◆ **Short exercise**
Output the lines that follow exactly as they are.

Extracts from a graphics dataset:
------------------------------------

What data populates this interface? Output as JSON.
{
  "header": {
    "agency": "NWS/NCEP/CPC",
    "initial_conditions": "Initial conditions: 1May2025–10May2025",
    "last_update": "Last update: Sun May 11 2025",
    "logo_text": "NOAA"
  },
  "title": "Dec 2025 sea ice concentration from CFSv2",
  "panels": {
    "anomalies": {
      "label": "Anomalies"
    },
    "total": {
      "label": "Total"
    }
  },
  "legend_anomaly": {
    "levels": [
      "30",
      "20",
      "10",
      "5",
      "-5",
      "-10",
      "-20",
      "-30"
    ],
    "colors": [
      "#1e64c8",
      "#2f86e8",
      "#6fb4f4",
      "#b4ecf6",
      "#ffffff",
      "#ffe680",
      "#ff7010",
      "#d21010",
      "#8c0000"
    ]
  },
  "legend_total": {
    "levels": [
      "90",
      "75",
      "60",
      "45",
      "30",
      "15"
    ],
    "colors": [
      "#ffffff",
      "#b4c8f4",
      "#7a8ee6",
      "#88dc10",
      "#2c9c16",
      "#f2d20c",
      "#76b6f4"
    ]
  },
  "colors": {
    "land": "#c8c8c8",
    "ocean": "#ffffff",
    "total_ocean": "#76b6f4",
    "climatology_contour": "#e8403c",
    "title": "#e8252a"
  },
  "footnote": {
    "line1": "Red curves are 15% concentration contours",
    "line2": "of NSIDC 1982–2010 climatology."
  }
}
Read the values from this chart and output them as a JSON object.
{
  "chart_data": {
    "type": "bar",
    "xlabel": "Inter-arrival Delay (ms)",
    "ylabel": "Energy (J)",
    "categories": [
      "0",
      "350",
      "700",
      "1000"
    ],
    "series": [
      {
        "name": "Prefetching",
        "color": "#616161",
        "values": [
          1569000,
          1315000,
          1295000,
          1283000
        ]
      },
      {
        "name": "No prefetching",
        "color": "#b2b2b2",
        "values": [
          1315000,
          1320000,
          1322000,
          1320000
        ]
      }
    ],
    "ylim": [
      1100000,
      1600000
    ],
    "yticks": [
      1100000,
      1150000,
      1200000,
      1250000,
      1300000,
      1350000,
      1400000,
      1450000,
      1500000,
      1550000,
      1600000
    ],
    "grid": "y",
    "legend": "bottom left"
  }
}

------------------------------------

◆ **Written solution**
What data populates this interface? Output as JSON.
{
  "header": {
    "agency": "NWS/NCEP/CPC",
    "initial_conditions": "Initial conditions: 1May2025–10May2025",
    "last_update": "Last update: Sun May 11 2025",
    "logo_text": "NOAA"
  },
  "title": "Dec 2025 sea ice concentration from CFSv2",
  "panels": {
    "anomalies": {
      "label": "Anomalies"
    },
    "total": {
      "label": "Total"
    }
  },
  "legend_anomaly": {
    "levels": [
      "30",
      "20",
      "10",
      "5",
      "-5",
      "-10",
      "-20",
      "-30"
    ],
    "colors": [
      "#1e64c8",
      "#2f86e8",
      "#6fb4f4",
      "#b4ecf6",
      "#ffffff",
      "#ffe680",
      "#ff7010",
      "#d21010",
      "#8c0000"
    ]
  },
  "legend_total": {
    "levels": [
      "90",
      "75",
      "60",
      "45",
      "30",
      "15"
    ],
    "colors": [
      "#ffffff",
      "#b4c8f4",
      "#7a8ee6",
      "#88dc10",
      "#2c9c16",
      "#f2d20c",
      "#76b6f4"
    ]
  },
  "colors": {
    "land": "#c8c8c8",
    "ocean": "#ffffff",
    "total_ocean": "#76b6f4",
    "climatology_contour": "#e8403c",
    "title": "#e8252a"
  },
  "footnote": {
    "line1": "Red curves are 15% concentration contours",
    "line2": "of NSIDC 1982–2010 climatology."
  }
}
Read the values from this chart and output them as a JSON object.
{
  "chart_data": {
    "type": "bar",
    "xlabel": "Inter-arrival Delay (ms)",
    "ylabel": "Energy (J)",
    "categories": [
      "0",
      "350",
      "700",
      "1000"
    ],
    "series": [
      {
        "name": "Prefetching",
        "color": "#616161",
        "values": [
          1569000,
          1315000,
          1295000,
          1283000
        ]
      },
      {
        "name": "No prefetching",
        "color": "#b2b2b2",
        "values": [
          1315000,
          1320000,
          1322000,
          1320000
        ]
      }
    ],
    "ylim": [
      1100000,
      1600000
    ],
    "yticks": [
      1100000,
      1150000,
      1200000,
      1250000,
      1300000,
      1350000,
      1400000,
      1450000,
      1500000,
      1550000,
      1600000
    ],
    "grid": "y",
    "legend": "bottom left"
  }
}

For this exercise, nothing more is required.